→ INSTRUCTION: Each line of the material below that holds the word "October" needs to be copied.
★ ★ ★ ★ ★
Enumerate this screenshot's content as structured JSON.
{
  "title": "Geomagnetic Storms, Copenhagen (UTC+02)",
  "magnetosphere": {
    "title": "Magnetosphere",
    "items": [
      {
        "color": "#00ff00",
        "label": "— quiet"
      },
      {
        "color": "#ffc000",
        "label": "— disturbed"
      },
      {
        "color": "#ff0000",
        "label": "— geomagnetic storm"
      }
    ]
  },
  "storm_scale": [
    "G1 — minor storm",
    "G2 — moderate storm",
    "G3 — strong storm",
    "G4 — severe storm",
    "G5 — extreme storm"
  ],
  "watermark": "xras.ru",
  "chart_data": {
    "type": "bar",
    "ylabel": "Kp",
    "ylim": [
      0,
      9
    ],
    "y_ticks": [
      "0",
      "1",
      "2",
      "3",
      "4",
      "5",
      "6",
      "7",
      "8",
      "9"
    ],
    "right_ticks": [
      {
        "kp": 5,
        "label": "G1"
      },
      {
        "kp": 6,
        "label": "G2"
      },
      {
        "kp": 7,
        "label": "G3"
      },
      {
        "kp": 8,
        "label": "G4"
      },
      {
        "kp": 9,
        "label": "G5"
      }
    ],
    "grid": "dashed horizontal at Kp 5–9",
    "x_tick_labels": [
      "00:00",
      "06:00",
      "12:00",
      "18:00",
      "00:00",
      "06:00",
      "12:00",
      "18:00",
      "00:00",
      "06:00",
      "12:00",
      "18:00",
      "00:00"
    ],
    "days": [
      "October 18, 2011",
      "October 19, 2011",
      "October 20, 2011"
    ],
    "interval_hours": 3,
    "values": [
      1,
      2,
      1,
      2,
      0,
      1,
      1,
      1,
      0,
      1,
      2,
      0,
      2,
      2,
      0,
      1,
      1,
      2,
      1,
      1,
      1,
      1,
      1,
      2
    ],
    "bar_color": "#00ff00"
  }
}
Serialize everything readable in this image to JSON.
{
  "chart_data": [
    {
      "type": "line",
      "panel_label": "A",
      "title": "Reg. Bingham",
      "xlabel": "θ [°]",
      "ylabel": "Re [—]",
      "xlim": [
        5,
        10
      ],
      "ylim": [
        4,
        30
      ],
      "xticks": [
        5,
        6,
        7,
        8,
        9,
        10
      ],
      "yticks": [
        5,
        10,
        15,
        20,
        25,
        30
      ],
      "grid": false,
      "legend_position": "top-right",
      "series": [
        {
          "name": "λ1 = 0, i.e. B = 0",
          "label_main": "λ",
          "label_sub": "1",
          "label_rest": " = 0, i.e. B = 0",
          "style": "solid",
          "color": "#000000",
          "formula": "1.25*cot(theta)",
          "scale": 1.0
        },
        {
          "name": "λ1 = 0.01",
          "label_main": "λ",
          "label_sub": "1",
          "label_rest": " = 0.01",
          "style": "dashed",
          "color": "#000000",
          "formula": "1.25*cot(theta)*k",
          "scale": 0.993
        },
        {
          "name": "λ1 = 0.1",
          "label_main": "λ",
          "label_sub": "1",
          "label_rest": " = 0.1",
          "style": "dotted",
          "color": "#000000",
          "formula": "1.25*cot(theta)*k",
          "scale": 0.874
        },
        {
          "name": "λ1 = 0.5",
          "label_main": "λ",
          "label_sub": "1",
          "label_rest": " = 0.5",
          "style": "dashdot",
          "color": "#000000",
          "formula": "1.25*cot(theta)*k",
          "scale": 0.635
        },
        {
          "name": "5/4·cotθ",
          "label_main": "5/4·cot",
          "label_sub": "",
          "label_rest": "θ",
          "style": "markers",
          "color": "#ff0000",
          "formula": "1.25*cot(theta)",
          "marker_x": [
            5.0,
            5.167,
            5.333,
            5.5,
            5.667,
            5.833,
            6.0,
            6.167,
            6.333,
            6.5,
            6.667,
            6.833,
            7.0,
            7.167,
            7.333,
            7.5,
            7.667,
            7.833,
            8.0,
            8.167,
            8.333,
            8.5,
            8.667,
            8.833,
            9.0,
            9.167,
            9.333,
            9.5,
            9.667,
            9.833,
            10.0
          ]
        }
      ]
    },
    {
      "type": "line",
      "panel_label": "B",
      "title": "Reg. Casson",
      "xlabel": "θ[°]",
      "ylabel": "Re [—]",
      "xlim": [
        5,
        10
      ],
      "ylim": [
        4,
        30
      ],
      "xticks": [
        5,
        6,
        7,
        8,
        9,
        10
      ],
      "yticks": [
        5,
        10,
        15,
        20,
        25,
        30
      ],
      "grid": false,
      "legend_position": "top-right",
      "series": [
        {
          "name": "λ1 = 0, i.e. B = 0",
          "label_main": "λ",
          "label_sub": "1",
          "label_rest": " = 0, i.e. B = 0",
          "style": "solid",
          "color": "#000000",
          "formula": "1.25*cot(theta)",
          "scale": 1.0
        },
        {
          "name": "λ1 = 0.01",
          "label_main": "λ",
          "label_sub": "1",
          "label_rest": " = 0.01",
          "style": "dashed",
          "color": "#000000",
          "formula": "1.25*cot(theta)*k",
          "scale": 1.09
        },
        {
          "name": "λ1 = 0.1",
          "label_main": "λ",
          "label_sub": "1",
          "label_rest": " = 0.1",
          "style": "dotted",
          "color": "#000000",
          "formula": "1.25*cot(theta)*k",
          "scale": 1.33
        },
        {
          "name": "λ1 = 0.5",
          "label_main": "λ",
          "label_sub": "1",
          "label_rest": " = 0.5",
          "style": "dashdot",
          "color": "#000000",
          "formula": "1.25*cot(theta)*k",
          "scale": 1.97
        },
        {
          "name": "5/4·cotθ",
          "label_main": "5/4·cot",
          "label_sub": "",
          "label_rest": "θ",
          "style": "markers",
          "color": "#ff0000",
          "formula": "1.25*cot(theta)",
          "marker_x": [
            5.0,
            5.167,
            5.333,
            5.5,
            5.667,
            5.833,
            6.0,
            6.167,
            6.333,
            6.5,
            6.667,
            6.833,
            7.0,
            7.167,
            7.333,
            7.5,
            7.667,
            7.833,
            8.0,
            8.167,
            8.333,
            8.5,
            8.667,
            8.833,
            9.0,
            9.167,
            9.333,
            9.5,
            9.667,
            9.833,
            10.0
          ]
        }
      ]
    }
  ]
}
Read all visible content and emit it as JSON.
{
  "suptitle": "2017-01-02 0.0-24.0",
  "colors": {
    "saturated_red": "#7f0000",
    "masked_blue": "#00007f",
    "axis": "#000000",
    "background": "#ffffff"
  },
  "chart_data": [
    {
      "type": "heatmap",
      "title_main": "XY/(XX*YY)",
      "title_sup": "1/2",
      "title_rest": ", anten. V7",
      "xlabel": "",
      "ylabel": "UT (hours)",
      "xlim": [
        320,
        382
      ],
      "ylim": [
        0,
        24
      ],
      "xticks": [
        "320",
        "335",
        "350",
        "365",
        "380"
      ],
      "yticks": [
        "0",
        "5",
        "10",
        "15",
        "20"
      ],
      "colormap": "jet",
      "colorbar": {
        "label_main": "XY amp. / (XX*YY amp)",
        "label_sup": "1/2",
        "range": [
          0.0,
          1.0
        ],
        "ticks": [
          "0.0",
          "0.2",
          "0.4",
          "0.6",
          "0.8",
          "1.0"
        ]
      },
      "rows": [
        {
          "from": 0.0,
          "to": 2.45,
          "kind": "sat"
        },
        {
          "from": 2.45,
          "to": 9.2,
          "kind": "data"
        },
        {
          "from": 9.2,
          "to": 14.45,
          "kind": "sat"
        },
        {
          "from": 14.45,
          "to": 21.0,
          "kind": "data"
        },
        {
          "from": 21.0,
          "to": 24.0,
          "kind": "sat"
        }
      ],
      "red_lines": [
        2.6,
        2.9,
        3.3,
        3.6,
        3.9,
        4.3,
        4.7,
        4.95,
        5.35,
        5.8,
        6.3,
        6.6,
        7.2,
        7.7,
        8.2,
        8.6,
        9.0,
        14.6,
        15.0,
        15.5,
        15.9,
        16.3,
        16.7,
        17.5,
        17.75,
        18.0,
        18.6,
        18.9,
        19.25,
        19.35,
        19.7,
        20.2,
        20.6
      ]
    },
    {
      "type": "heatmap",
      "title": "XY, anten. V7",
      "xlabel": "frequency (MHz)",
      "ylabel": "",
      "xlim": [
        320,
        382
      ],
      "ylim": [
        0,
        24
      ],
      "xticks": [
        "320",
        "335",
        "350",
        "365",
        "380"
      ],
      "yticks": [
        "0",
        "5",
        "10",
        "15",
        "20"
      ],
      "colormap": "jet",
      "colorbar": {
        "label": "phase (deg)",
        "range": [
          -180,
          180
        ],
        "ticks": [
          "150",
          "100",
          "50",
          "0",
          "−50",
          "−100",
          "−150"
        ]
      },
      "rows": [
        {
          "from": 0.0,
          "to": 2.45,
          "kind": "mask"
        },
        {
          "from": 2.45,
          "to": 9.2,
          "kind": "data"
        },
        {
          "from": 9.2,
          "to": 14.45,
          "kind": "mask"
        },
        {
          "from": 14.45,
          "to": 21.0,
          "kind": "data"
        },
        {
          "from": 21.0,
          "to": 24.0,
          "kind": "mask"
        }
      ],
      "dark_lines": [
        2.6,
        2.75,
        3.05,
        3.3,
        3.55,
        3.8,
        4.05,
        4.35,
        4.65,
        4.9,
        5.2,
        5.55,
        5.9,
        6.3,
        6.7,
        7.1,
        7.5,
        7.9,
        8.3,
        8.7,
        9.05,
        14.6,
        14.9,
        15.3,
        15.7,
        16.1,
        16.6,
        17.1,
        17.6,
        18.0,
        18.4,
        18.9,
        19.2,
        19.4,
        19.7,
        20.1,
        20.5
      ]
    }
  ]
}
★ ★ ★ ★ ★
→ WORKED ANSWER:
      "October 18, 2011",
      "October 19, 2011",
      "October 20, 2011"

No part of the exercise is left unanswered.